Task description ▸ Retype the whole listing below, character for character.

Records for the exercise ▸

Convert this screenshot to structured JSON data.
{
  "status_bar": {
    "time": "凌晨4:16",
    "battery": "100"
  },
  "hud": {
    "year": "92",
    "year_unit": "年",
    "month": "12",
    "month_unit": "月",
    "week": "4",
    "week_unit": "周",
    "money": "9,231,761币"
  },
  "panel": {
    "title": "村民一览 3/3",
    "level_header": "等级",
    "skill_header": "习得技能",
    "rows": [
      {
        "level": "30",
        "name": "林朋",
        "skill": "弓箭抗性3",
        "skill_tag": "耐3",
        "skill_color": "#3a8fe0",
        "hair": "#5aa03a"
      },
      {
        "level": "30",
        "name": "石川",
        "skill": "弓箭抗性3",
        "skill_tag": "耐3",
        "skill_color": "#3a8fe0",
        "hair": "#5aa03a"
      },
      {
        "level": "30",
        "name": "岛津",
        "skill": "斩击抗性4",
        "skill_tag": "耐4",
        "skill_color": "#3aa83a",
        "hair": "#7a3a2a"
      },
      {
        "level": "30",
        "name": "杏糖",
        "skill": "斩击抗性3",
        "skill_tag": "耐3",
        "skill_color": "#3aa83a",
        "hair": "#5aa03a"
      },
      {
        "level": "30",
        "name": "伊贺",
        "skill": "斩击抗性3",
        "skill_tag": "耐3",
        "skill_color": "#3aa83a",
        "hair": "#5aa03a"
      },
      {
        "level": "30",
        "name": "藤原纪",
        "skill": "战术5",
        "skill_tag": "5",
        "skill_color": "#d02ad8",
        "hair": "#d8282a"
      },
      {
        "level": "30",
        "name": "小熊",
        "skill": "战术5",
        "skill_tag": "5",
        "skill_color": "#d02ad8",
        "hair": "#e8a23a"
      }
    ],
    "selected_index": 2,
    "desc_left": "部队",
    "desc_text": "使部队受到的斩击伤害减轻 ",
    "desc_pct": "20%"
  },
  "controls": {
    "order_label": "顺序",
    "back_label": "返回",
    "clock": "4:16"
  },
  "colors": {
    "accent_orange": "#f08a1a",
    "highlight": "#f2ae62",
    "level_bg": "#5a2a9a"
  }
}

The answer ▸
Convert this screenshot to structured JSON data.
{
  "status_bar": {
    "time": "凌晨4:16",
    "battery": "100"
  },
  "hud": {
    "year": "92",
    "year_unit": "年",
    "month": "12",
    "month_unit": "月",
    "week": "4",
    "week_unit": "周",
    "money": "9,231,761币"
  },
  "panel": {
    "title": "村民一览 3/3",
    "level_header": "等级",
    "skill_header": "习得技能",
    "rows": [
      {
        "level": "30",
        "name": "林朋",
        "skill": "弓箭抗性3",
        "skill_tag": "耐3",
        "skill_color": "#3a8fe0",
        "hair": "#5aa03a"
      },
      {
        "level": "30",
        "name": "石川",
        "skill": "弓箭抗性3",
        "skill_tag": "耐3",
        "skill_color": "#3a8fe0",
        "hair": "#5aa03a"
      },
      {
        "level": "30",
        "name": "岛津",
        "skill": "斩击抗性4",
        "skill_tag": "耐4",
        "skill_color": "#3aa83a",
        "hair": "#7a3a2a"
      },
      {
        "level": "30",
        "name": "杏糖",
        "skill": "斩击抗性3",
        "skill_tag": "耐3",
        "skill_color": "#3aa83a",
        "hair": "#5aa03a"
      },
      {
        "level": "30",
        "name": "伊贺",
        "skill": "斩击抗性3",
        "skill_tag": "耐3",
        "skill_color": "#3aa83a",
        "hair": "#5aa03a"
      },
      {
        "level": "30",
        "name": "藤原纪",
        "skill": "战术5",
        "skill_tag": "5",
        "skill_color": "#d02ad8",
        "hair": "#d8282a"
      },
      {
        "level": "30",
        "name": "小熊",
        "skill": "战术5",
        "skill_tag": "5",
        "skill_color": "#d02ad8",
        "hair": "#e8a23a"
      }
    ],
    "selected_index": 2,
    "desc_left": "部队",
    "desc_text": "使部队受到的斩击伤害减轻 ",
    "desc_pct": "20%"
  },
  "controls": {
    "order_label": "顺序",
    "back_label": "返回",
    "clock": "4:16"
  },
  "colors": {
    "accent_orange": "#f08a1a",
    "highlight": "#f2ae62",
    "level_bg": "#5a2a9a"
  }
}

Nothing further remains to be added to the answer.